GIVEN DATA:
--*--

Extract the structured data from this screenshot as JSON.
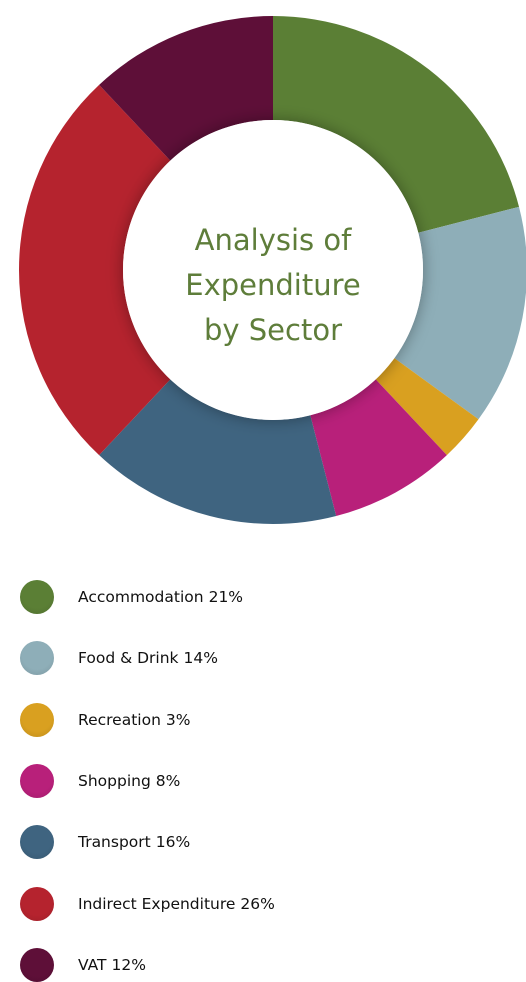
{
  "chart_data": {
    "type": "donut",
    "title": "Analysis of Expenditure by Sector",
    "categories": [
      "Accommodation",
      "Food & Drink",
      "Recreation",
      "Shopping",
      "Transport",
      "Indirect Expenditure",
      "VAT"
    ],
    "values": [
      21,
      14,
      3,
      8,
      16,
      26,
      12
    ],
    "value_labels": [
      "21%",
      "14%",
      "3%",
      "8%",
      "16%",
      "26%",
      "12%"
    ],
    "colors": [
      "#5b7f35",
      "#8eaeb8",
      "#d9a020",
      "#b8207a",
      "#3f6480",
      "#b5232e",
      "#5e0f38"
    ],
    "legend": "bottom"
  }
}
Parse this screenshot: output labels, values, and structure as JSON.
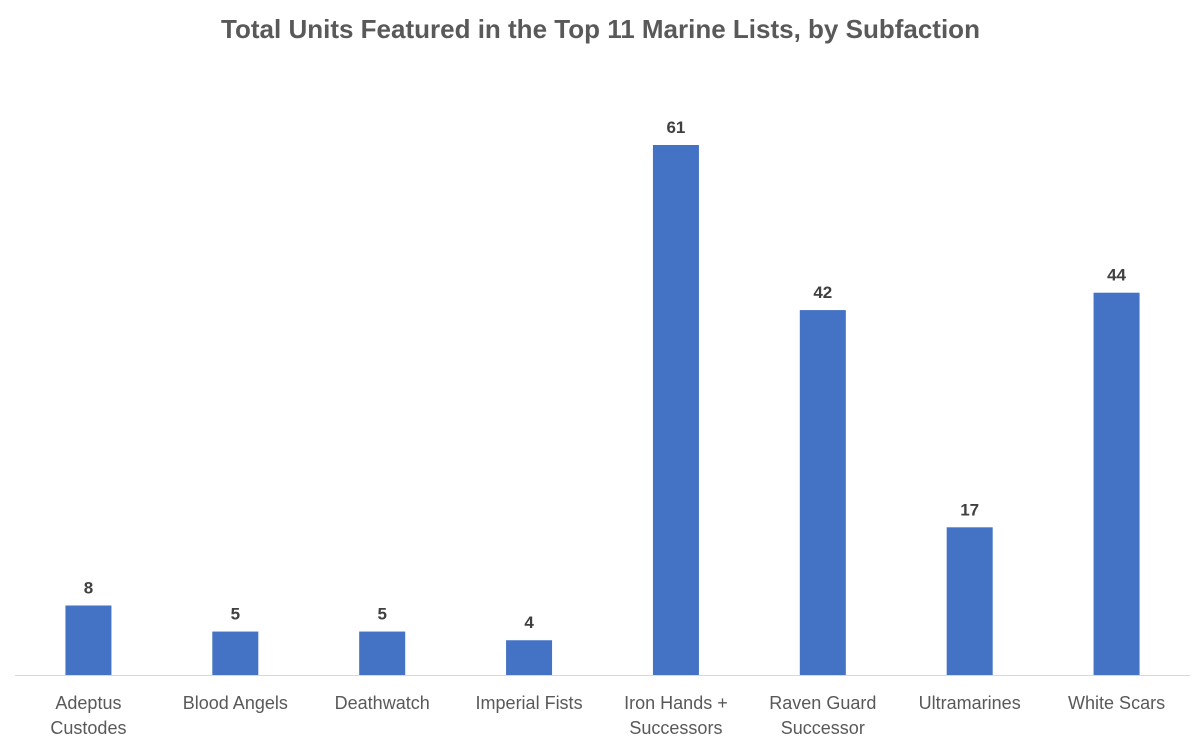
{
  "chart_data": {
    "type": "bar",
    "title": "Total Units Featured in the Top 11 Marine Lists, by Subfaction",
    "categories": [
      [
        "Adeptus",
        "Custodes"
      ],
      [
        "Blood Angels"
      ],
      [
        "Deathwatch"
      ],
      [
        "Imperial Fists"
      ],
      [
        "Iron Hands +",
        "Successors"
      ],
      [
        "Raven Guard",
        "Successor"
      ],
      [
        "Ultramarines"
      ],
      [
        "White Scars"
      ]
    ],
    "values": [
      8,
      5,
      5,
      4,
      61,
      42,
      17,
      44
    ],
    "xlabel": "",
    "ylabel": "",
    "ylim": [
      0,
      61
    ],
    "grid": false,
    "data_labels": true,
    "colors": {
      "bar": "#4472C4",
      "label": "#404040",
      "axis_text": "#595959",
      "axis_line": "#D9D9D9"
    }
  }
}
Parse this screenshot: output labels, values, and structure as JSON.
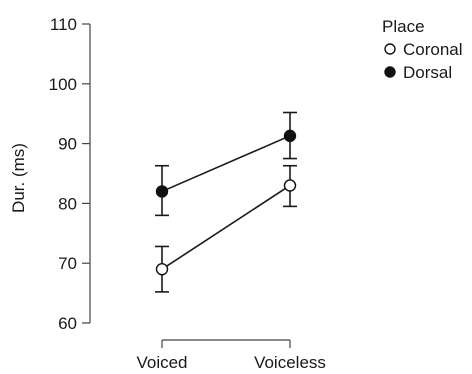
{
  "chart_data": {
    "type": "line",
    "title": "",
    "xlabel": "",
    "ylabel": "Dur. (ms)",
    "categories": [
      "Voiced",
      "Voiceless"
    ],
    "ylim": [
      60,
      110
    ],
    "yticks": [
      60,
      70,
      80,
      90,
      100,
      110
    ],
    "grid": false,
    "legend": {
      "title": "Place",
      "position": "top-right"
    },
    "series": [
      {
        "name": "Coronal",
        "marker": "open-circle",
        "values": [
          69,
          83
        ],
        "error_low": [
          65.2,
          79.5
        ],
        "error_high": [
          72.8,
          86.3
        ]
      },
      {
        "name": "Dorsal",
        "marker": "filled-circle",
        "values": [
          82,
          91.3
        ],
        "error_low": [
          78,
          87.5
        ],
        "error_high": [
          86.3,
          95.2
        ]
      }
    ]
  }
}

--*--

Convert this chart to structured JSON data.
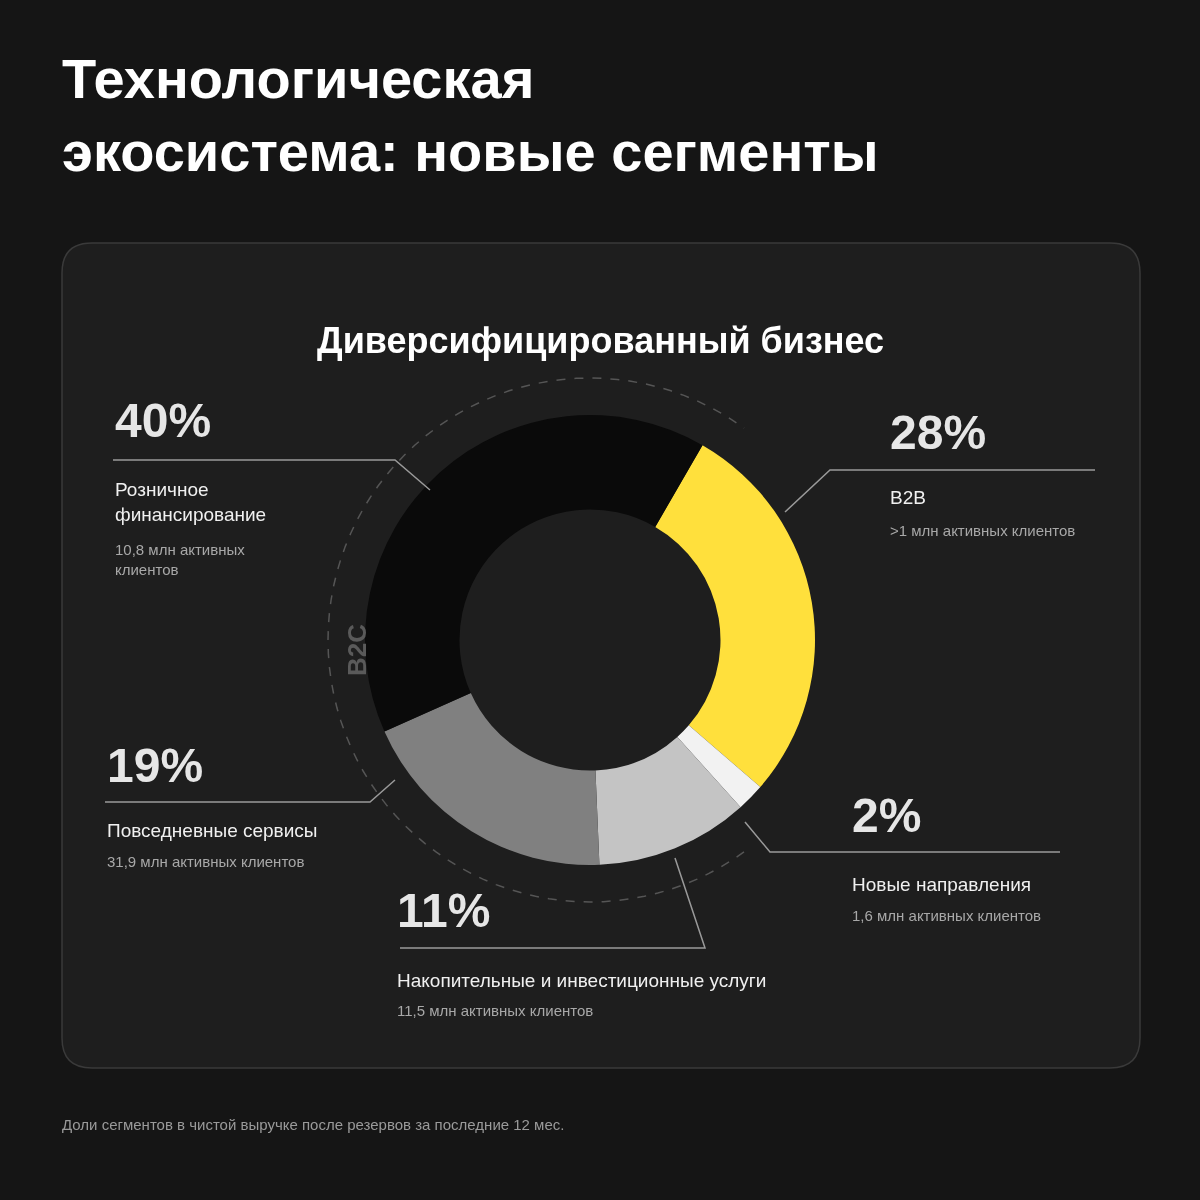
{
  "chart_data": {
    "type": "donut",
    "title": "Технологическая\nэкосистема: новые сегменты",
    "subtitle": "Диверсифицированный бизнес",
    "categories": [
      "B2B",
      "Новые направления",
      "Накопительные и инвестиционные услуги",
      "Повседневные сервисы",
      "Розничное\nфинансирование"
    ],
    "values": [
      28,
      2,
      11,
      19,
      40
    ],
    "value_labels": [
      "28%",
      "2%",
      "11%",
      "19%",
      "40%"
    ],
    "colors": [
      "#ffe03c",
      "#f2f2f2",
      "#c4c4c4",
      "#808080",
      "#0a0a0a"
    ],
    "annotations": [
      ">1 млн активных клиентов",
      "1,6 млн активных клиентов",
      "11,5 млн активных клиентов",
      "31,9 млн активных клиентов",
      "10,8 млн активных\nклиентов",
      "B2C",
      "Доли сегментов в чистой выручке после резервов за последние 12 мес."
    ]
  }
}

--*--

REQUIRED WORK: Filter lines by "JSON" and return each hit.

PROBLEM SOLUTION:
Extract the structured data from this screenshot as JSON.
Parse this screenshot: output labels, values, and structure as JSON.
Parse this screenshot: output labels, values, and structure as JSON.
Convert this chart to structured JSON data.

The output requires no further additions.